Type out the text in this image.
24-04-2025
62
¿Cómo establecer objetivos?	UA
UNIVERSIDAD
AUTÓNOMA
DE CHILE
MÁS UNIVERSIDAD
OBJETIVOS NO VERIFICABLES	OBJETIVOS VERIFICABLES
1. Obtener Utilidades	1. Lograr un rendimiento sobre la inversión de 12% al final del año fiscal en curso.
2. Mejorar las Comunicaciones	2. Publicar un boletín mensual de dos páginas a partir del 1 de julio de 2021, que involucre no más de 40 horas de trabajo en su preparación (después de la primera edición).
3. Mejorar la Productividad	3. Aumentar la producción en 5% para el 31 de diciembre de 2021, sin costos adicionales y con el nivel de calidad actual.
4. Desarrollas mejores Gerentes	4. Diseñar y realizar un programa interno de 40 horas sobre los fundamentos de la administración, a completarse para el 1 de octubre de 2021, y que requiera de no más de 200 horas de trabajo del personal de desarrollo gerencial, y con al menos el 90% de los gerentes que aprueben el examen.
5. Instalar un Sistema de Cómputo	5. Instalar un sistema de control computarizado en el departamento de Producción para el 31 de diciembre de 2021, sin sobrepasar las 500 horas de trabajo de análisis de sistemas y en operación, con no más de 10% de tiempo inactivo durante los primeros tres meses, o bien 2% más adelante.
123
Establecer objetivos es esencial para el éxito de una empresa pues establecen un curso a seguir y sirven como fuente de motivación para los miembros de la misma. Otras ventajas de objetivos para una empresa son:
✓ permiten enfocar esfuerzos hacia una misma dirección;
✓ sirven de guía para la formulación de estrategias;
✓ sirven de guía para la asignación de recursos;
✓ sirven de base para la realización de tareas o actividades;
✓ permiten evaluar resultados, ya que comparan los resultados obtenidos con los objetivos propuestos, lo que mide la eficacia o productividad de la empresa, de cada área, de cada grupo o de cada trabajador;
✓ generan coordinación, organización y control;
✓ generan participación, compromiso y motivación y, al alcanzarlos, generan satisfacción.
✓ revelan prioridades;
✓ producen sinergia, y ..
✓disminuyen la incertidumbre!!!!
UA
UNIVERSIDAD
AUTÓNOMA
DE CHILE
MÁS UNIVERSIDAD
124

_The request_
Which lines contain "generan"? Copy each of them out.

_Response_
✓ generan coordinación, organización y control;
✓ generan participación, compromiso y motivación y, al alcanzarlos, generan satisfacción.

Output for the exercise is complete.